Supplied records>
[start]
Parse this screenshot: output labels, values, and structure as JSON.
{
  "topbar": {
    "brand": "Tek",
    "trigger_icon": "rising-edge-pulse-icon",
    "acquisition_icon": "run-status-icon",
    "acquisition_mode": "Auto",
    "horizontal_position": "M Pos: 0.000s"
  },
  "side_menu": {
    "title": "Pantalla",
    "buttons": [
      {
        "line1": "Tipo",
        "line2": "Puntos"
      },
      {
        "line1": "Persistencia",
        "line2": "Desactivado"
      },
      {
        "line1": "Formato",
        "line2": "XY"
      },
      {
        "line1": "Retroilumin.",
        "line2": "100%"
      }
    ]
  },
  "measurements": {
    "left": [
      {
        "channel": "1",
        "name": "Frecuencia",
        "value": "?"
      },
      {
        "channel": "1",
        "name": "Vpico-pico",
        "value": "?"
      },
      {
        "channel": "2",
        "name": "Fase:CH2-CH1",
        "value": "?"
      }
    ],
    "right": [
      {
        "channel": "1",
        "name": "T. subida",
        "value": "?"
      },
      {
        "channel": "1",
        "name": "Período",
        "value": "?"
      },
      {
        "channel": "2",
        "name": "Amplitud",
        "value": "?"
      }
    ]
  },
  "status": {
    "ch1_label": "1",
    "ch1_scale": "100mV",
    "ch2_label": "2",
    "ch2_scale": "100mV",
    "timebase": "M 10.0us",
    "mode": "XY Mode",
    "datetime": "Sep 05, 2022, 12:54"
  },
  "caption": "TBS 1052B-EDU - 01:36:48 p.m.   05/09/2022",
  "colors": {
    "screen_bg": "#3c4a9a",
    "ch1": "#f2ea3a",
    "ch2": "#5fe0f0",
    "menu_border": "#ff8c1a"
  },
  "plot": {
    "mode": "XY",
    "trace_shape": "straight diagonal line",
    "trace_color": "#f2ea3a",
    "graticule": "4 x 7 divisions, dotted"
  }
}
[end]
What to produce> Pick out each line that holds the string "status".

Expected answer>
    "acquisition_icon": "run-status-icon",
  "status": {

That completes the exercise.